* Problem statement: Repeat the records in full and exactly, omitting pictures.

— Start of Provided data —

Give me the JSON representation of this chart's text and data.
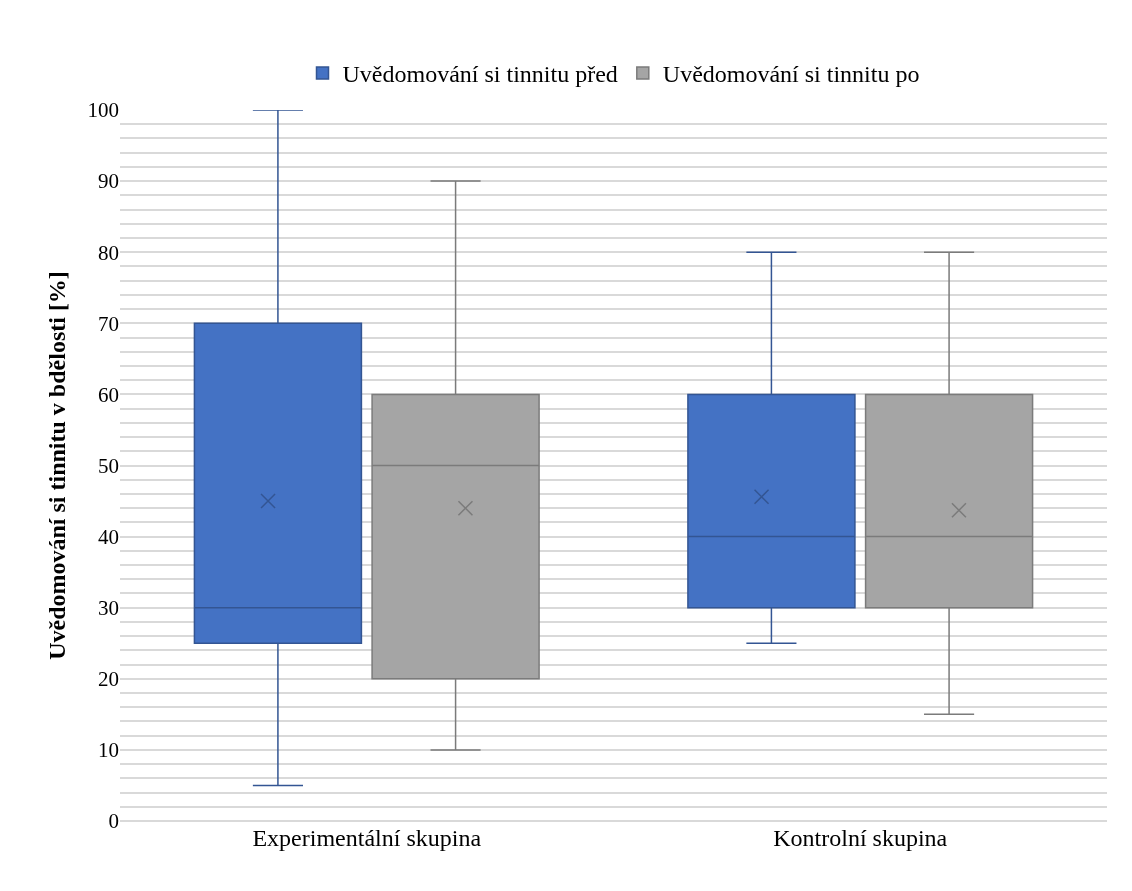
{
  "chart_data": {
    "type": "box",
    "ylabel": "Uvědomování si tinnitu v bdělosti [%]",
    "categories": [
      "Experimentální skupina",
      "Kontrolní skupina"
    ],
    "series": [
      {
        "name": "Uvědomování si tinnitu před",
        "color": "#4472c4",
        "boxes": [
          {
            "low": 5,
            "q1": 25,
            "median": 30,
            "q3": 70,
            "high": 100,
            "mean": 45
          },
          {
            "low": 25,
            "q1": 30,
            "median": 40,
            "q3": 60,
            "high": 80,
            "mean": 45.6
          }
        ]
      },
      {
        "name": "Uvědomování si tinnitu po",
        "color": "#a5a5a5",
        "boxes": [
          {
            "low": 10,
            "q1": 20,
            "median": 50,
            "q3": 60,
            "high": 90,
            "mean": 44
          },
          {
            "low": 15,
            "q1": 30,
            "median": 40,
            "q3": 60,
            "high": 80,
            "mean": 43.7
          }
        ]
      }
    ],
    "ylim": [
      0,
      100
    ],
    "yticks": [
      0,
      {
        "value": 2,
        "label": null
      },
      {
        "value": 4,
        "label": null
      },
      {
        "value": 6,
        "label": null
      },
      {
        "value": 8,
        "label": null
      },
      10,
      {
        "value": 12,
        "label": null
      },
      {
        "value": 14,
        "label": null
      },
      {
        "value": 16,
        "label": null
      },
      {
        "value": 18,
        "label": null
      },
      20,
      {
        "value": 22,
        "label": null
      },
      {
        "value": 24,
        "label": null
      },
      {
        "value": 26,
        "label": null
      },
      {
        "value": 28,
        "label": null
      },
      30,
      {
        "value": 32,
        "label": null
      },
      {
        "value": 34,
        "label": null
      },
      {
        "value": 36,
        "label": null
      },
      {
        "value": 38,
        "label": null
      },
      40,
      {
        "value": 42,
        "label": null
      },
      {
        "value": 44,
        "label": null
      },
      {
        "value": 46,
        "label": null
      },
      {
        "value": 48,
        "label": null
      },
      50,
      {
        "value": 52,
        "label": null
      },
      {
        "value": 54,
        "label": null
      },
      {
        "value": 56,
        "label": null
      },
      {
        "value": 58,
        "label": null
      },
      60,
      {
        "value": 62,
        "label": null
      },
      {
        "value": 64,
        "label": null
      },
      {
        "value": 66,
        "label": null
      },
      {
        "value": 68,
        "label": null
      },
      70,
      {
        "value": 72,
        "label": null
      },
      {
        "value": 74,
        "label": null
      },
      {
        "value": 76,
        "label": null
      },
      {
        "value": 78,
        "label": null
      },
      80,
      {
        "value": 82,
        "label": null
      },
      {
        "value": 84,
        "label": null
      },
      {
        "value": 86,
        "label": null
      },
      {
        "value": 88,
        "label": null
      },
      90,
      {
        "value": 92,
        "label": null
      },
      {
        "value": 94,
        "label": null
      },
      {
        "value": 96,
        "label": null
      },
      {
        "value": 98,
        "label": null
      },
      100
    ],
    "grid": "y",
    "legend": "top",
    "marker": "cross"
  }
}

— End of Provided data —

* Expected answer:
Give me the JSON representation of this chart's text and data.
{
  "chart_data": {
    "type": "box",
    "ylabel": "Uvědomování si tinnitu v bdělosti [%]",
    "categories": [
      "Experimentální skupina",
      "Kontrolní skupina"
    ],
    "series": [
      {
        "name": "Uvědomování si tinnitu před",
        "color": "#4472c4",
        "boxes": [
          {
            "low": 5,
            "q1": 25,
            "median": 30,
            "q3": 70,
            "high": 100,
            "mean": 45
          },
          {
            "low": 25,
            "q1": 30,
            "median": 40,
            "q3": 60,
            "high": 80,
            "mean": 45.6
          }
        ]
      },
      {
        "name": "Uvědomování si tinnitu po",
        "color": "#a5a5a5",
        "boxes": [
          {
            "low": 10,
            "q1": 20,
            "median": 50,
            "q3": 60,
            "high": 90,
            "mean": 44
          },
          {
            "low": 15,
            "q1": 30,
            "median": 40,
            "q3": 60,
            "high": 80,
            "mean": 43.7
          }
        ]
      }
    ],
    "ylim": [
      0,
      100
    ],
    "yticks": [
      0,
      {
        "value": 2,
        "label": null
      },
      {
        "value": 4,
        "label": null
      },
      {
        "value": 6,
        "label": null
      },
      {
        "value": 8,
        "label": null
      },
      10,
      {
        "value": 12,
        "label": null
      },
      {
        "value": 14,
        "label": null
      },
      {
        "value": 16,
        "label": null
      },
      {
        "value": 18,
        "label": null
      },
      20,
      {
        "value": 22,
        "label": null
      },
      {
        "value": 24,
        "label": null
      },
      {
        "value": 26,
        "label": null
      },
      {
        "value": 28,
        "label": null
      },
      30,
      {
        "value": 32,
        "label": null
      },
      {
        "value": 34,
        "label": null
      },
      {
        "value": 36,
        "label": null
      },
      {
        "value": 38,
        "label": null
      },
      40,
      {
        "value": 42,
        "label": null
      },
      {
        "value": 44,
        "label": null
      },
      {
        "value": 46,
        "label": null
      },
      {
        "value": 48,
        "label": null
      },
      50,
      {
        "value": 52,
        "label": null
      },
      {
        "value": 54,
        "label": null
      },
      {
        "value": 56,
        "label": null
      },
      {
        "value": 58,
        "label": null
      },
      60,
      {
        "value": 62,
        "label": null
      },
      {
        "value": 64,
        "label": null
      },
      {
        "value": 66,
        "label": null
      },
      {
        "value": 68,
        "label": null
      },
      70,
      {
        "value": 72,
        "label": null
      },
      {
        "value": 74,
        "label": null
      },
      {
        "value": 76,
        "label": null
      },
      {
        "value": 78,
        "label": null
      },
      80,
      {
        "value": 82,
        "label": null
      },
      {
        "value": 84,
        "label": null
      },
      {
        "value": 86,
        "label": null
      },
      {
        "value": 88,
        "label": null
      },
      90,
      {
        "value": 92,
        "label": null
      },
      {
        "value": 94,
        "label": null
      },
      {
        "value": 96,
        "label": null
      },
      {
        "value": 98,
        "label": null
      },
      100
    ],
    "grid": "y",
    "legend": "top",
    "marker": "cross"
  }
}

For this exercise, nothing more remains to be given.